_WHAT TO DO_
Could you transcribe the material below exactly, without leaving out a single line?
[MATERIAL FOR THE TASK start]
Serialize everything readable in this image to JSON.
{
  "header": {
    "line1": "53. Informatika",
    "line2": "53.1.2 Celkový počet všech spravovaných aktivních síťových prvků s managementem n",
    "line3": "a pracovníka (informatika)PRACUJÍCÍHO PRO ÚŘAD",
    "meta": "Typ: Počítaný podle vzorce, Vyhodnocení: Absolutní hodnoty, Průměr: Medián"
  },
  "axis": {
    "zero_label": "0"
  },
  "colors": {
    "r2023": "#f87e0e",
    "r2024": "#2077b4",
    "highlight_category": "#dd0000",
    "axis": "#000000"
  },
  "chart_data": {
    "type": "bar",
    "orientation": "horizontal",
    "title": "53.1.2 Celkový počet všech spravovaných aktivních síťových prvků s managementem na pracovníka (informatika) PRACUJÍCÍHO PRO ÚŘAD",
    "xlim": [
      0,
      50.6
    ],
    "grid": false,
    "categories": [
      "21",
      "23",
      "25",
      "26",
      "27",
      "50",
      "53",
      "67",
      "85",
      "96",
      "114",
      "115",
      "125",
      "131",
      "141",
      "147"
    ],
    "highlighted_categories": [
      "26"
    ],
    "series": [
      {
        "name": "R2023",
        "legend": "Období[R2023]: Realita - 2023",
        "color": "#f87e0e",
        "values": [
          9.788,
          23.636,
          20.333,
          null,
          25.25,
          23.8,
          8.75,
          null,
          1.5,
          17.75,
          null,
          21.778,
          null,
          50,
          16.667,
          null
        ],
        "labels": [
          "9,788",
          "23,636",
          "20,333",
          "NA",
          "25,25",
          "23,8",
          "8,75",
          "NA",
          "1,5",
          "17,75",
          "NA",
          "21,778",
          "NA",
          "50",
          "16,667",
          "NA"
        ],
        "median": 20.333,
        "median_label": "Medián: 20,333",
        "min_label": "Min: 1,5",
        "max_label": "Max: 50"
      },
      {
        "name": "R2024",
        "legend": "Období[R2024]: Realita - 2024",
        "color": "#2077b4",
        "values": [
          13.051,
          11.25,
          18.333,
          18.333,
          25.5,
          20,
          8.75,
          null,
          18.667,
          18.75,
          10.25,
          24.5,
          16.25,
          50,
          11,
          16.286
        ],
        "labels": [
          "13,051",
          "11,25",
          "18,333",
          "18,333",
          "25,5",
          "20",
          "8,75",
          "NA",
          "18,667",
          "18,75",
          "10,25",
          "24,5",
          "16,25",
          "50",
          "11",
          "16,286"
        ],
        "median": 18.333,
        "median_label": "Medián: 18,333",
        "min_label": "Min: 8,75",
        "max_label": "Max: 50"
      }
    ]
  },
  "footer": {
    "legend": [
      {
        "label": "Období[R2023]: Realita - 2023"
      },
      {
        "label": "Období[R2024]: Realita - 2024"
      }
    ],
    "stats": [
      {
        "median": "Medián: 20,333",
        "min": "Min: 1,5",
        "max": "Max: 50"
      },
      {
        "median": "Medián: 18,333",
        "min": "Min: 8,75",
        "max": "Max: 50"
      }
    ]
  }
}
[MATERIAL FOR THE TASK end]
_THE ANSWER_
Serialize everything readable in this image to JSON.
{
  "header": {
    "line1": "53. Informatika",
    "line2": "53.1.2 Celkový počet všech spravovaných aktivních síťových prvků s managementem n",
    "line3": "a pracovníka (informatika)PRACUJÍCÍHO PRO ÚŘAD",
    "meta": "Typ: Počítaný podle vzorce, Vyhodnocení: Absolutní hodnoty, Průměr: Medián"
  },
  "axis": {
    "zero_label": "0"
  },
  "colors": {
    "r2023": "#f87e0e",
    "r2024": "#2077b4",
    "highlight_category": "#dd0000",
    "axis": "#000000"
  },
  "chart_data": {
    "type": "bar",
    "orientation": "horizontal",
    "title": "53.1.2 Celkový počet všech spravovaných aktivních síťových prvků s managementem na pracovníka (informatika) PRACUJÍCÍHO PRO ÚŘAD",
    "xlim": [
      0,
      50.6
    ],
    "grid": false,
    "categories": [
      "21",
      "23",
      "25",
      "26",
      "27",
      "50",
      "53",
      "67",
      "85",
      "96",
      "114",
      "115",
      "125",
      "131",
      "141",
      "147"
    ],
    "highlighted_categories": [
      "26"
    ],
    "series": [
      {
        "name": "R2023",
        "legend": "Období[R2023]: Realita - 2023",
        "color": "#f87e0e",
        "values": [
          9.788,
          23.636,
          20.333,
          null,
          25.25,
          23.8,
          8.75,
          null,
          1.5,
          17.75,
          null,
          21.778,
          null,
          50,
          16.667,
          null
        ],
        "labels": [
          "9,788",
          "23,636",
          "20,333",
          "NA",
          "25,25",
          "23,8",
          "8,75",
          "NA",
          "1,5",
          "17,75",
          "NA",
          "21,778",
          "NA",
          "50",
          "16,667",
          "NA"
        ],
        "median": 20.333,
        "median_label": "Medián: 20,333",
        "min_label": "Min: 1,5",
        "max_label": "Max: 50"
      },
      {
        "name": "R2024",
        "legend": "Období[R2024]: Realita - 2024",
        "color": "#2077b4",
        "values": [
          13.051,
          11.25,
          18.333,
          18.333,
          25.5,
          20,
          8.75,
          null,
          18.667,
          18.75,
          10.25,
          24.5,
          16.25,
          50,
          11,
          16.286
        ],
        "labels": [
          "13,051",
          "11,25",
          "18,333",
          "18,333",
          "25,5",
          "20",
          "8,75",
          "NA",
          "18,667",
          "18,75",
          "10,25",
          "24,5",
          "16,25",
          "50",
          "11",
          "16,286"
        ],
        "median": 18.333,
        "median_label": "Medián: 18,333",
        "min_label": "Min: 8,75",
        "max_label": "Max: 50"
      }
    ]
  },
  "footer": {
    "legend": [
      {
        "label": "Období[R2023]: Realita - 2023"
      },
      {
        "label": "Období[R2024]: Realita - 2024"
      }
    ],
    "stats": [
      {
        "median": "Medián: 20,333",
        "min": "Min: 1,5",
        "max": "Max: 50"
      },
      {
        "median": "Medián: 18,333",
        "min": "Min: 8,75",
        "max": "Max: 50"
      }
    ]
  }
}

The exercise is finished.